Dataset records of document pages
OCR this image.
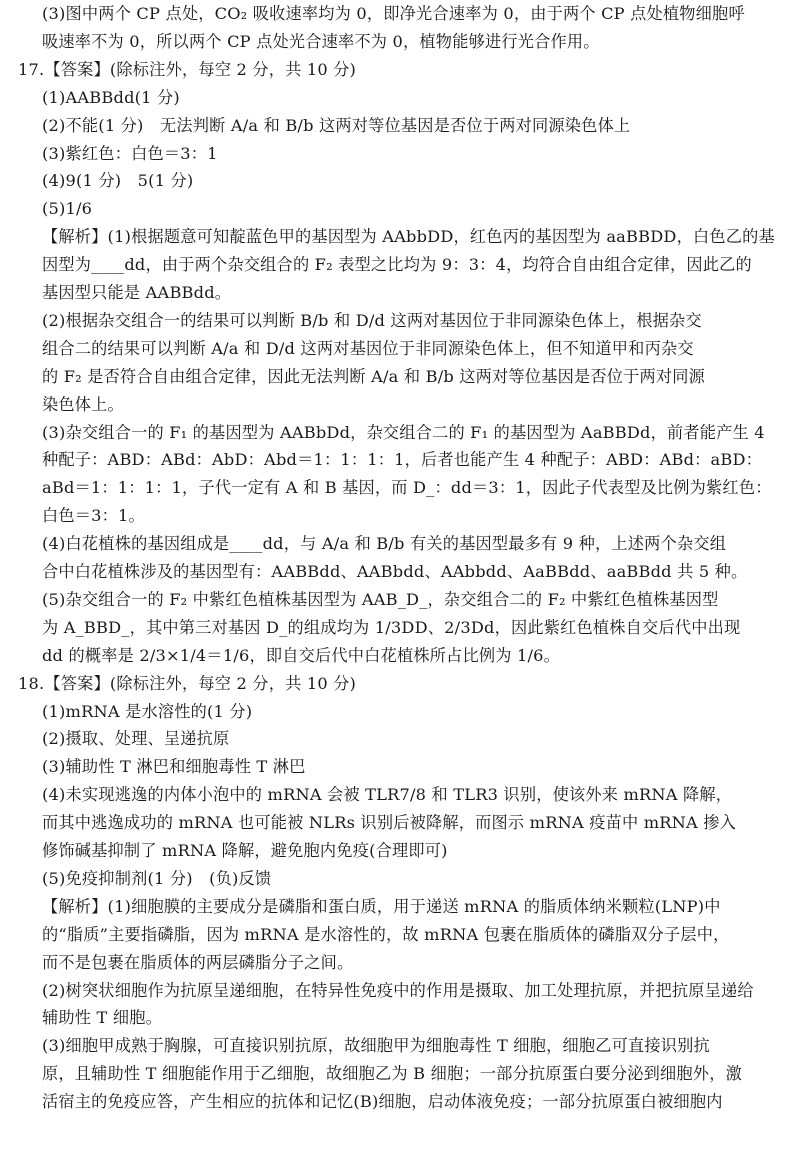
(3)图中两个 CP 点处，CO₂ 吸收速率均为 0，即净光合速率为 0，由于两个 CP 点处植物细胞呼
吸速率不为 0，所以两个 CP 点处光合速率不为 0，植物能够进行光合作用。
17.【答案】(除标注外，每空 2 分，共 10 分)
(1)AABBdd(1 分)
(2)不能(1 分)　无法判断 A/a 和 B/b 这两对等位基因是否位于两对同源染色体上
(3)紫红色：白色＝3：1
(4)9(1 分)　5(1 分)
(5)1/6
【解析】(1)根据题意可知靛蓝色甲的基因型为 AAbbDD，红色丙的基因型为 aaBBDD，白色乙的基
因型为____dd，由于两个杂交组合的 F₂ 表型之比均为 9：3：4，均符合自由组合定律，因此乙的
基因型只能是 AABBdd。
(2)根据杂交组合一的结果可以判断 B/b 和 D/d 这两对基因位于非同源染色体上，根据杂交
组合二的结果可以判断 A/a 和 D/d 这两对基因位于非同源染色体上，但不知道甲和丙杂交
的 F₂ 是否符合自由组合定律，因此无法判断 A/a 和 B/b 这两对等位基因是否位于两对同源
染色体上。
(3)杂交组合一的 F₁ 的基因型为 AABbDd，杂交组合二的 F₁ 的基因型为 AaBBDd，前者能产生 4
种配子：ABD：ABd：AbD：Abd＝1：1：1：1，后者也能产生 4 种配子：ABD：ABd：aBD：
aBd＝1：1：1：1，子代一定有 A 和 B 基因，而 D_：dd＝3：1，因此子代表型及比例为紫红色：
白色＝3：1。
(4)白花植株的基因组成是____dd，与 A/a 和 B/b 有关的基因型最多有 9 种，上述两个杂交组
合中白花植株涉及的基因型有：AABBdd、AABbdd、AAbbdd、AaBBdd、aaBBdd 共 5 种。
(5)杂交组合一的 F₂ 中紫红色植株基因型为 AAB_D_，杂交组合二的 F₂ 中紫红色植株基因型
为 A_BBD_，其中第三对基因 D_的组成均为 1/3DD、2/3Dd，因此紫红色植株自交后代中出现
dd 的概率是 2/3×1/4＝1/6，即自交后代中白花植株所占比例为 1/6。
18.【答案】(除标注外，每空 2 分，共 10 分)
(1)mRNA 是水溶性的(1 分)
(2)摄取、处理、呈递抗原
(3)辅助性 T 淋巴和细胞毒性 T 淋巴
(4)未实现逃逸的内体小泡中的 mRNA 会被 TLR7/8 和 TLR3 识别，使该外来 mRNA 降解，
而其中逃逸成功的 mRNA 也可能被 NLRs 识别后被降解，而图示 mRNA 疫苗中 mRNA 掺入
修饰碱基抑制了 mRNA 降解，避免胞内免疫(合理即可)
(5)免疫抑制剂(1 分)　(负)反馈
【解析】(1)细胞膜的主要成分是磷脂和蛋白质，用于递送 mRNA 的脂质体纳米颗粒(LNP)中
的“脂质”主要指磷脂，因为 mRNA 是水溶性的，故 mRNA 包裹在脂质体的磷脂双分子层中，
而不是包裹在脂质体的两层磷脂分子之间。
(2)树突状细胞作为抗原呈递细胞，在特异性免疫中的作用是摄取、加工处理抗原，并把抗原呈递给
辅助性 T 细胞。
(3)细胞甲成熟于胸腺，可直接识别抗原，故细胞甲为细胞毒性 T 细胞，细胞乙可直接识别抗
原，且辅助性 T 细胞能作用于乙细胞，故细胞乙为 B 细胞；一部分抗原蛋白要分泌到细胞外，激
活宿主的免疫应答，产生相应的抗体和记忆(B)细胞，启动体液免疫；一部分抗原蛋白被细胞内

> _Prompt_:
Without carrying over any picture, write out the entries above once more, exactly.

> _Response to the exercise_:
OCR this image.
(3)图中两个 CP 点处，CO₂ 吸收速率均为 0，即净光合速率为 0，由于两个 CP 点处植物细胞呼
吸速率不为 0，所以两个 CP 点处光合速率不为 0，植物能够进行光合作用。
17.【答案】(除标注外，每空 2 分，共 10 分)
(1)AABBdd(1 分)
(2)不能(1 分)　无法判断 A/a 和 B/b 这两对等位基因是否位于两对同源染色体上
(3)紫红色：白色＝3：1
(4)9(1 分)　5(1 分)
(5)1/6
【解析】(1)根据题意可知靛蓝色甲的基因型为 AAbbDD，红色丙的基因型为 aaBBDD，白色乙的基
因型为____dd，由于两个杂交组合的 F₂ 表型之比均为 9：3：4，均符合自由组合定律，因此乙的
基因型只能是 AABBdd。
(2)根据杂交组合一的结果可以判断 B/b 和 D/d 这两对基因位于非同源染色体上，根据杂交
组合二的结果可以判断 A/a 和 D/d 这两对基因位于非同源染色体上，但不知道甲和丙杂交
的 F₂ 是否符合自由组合定律，因此无法判断 A/a 和 B/b 这两对等位基因是否位于两对同源
染色体上。
(3)杂交组合一的 F₁ 的基因型为 AABbDd，杂交组合二的 F₁ 的基因型为 AaBBDd，前者能产生 4
种配子：ABD：ABd：AbD：Abd＝1：1：1：1，后者也能产生 4 种配子：ABD：ABd：aBD：
aBd＝1：1：1：1，子代一定有 A 和 B 基因，而 D_：dd＝3：1，因此子代表型及比例为紫红色：
白色＝3：1。
(4)白花植株的基因组成是____dd，与 A/a 和 B/b 有关的基因型最多有 9 种，上述两个杂交组
合中白花植株涉及的基因型有：AABBdd、AABbdd、AAbbdd、AaBBdd、aaBBdd 共 5 种。
(5)杂交组合一的 F₂ 中紫红色植株基因型为 AAB_D_，杂交组合二的 F₂ 中紫红色植株基因型
为 A_BBD_，其中第三对基因 D_的组成均为 1/3DD、2/3Dd，因此紫红色植株自交后代中出现
dd 的概率是 2/3×1/4＝1/6，即自交后代中白花植株所占比例为 1/6。
18.【答案】(除标注外，每空 2 分，共 10 分)
(1)mRNA 是水溶性的(1 分)
(2)摄取、处理、呈递抗原
(3)辅助性 T 淋巴和细胞毒性 T 淋巴
(4)未实现逃逸的内体小泡中的 mRNA 会被 TLR7/8 和 TLR3 识别，使该外来 mRNA 降解，
而其中逃逸成功的 mRNA 也可能被 NLRs 识别后被降解，而图示 mRNA 疫苗中 mRNA 掺入
修饰碱基抑制了 mRNA 降解，避免胞内免疫(合理即可)
(5)免疫抑制剂(1 分)　(负)反馈
【解析】(1)细胞膜的主要成分是磷脂和蛋白质，用于递送 mRNA 的脂质体纳米颗粒(LNP)中
的“脂质”主要指磷脂，因为 mRNA 是水溶性的，故 mRNA 包裹在脂质体的磷脂双分子层中，
而不是包裹在脂质体的两层磷脂分子之间。
(2)树突状细胞作为抗原呈递细胞，在特异性免疫中的作用是摄取、加工处理抗原，并把抗原呈递给
辅助性 T 细胞。
(3)细胞甲成熟于胸腺，可直接识别抗原，故细胞甲为细胞毒性 T 细胞，细胞乙可直接识别抗
原，且辅助性 T 细胞能作用于乙细胞，故细胞乙为 B 细胞；一部分抗原蛋白要分泌到细胞外，激
活宿主的免疫应答，产生相应的抗体和记忆(B)细胞，启动体液免疫；一部分抗原蛋白被细胞内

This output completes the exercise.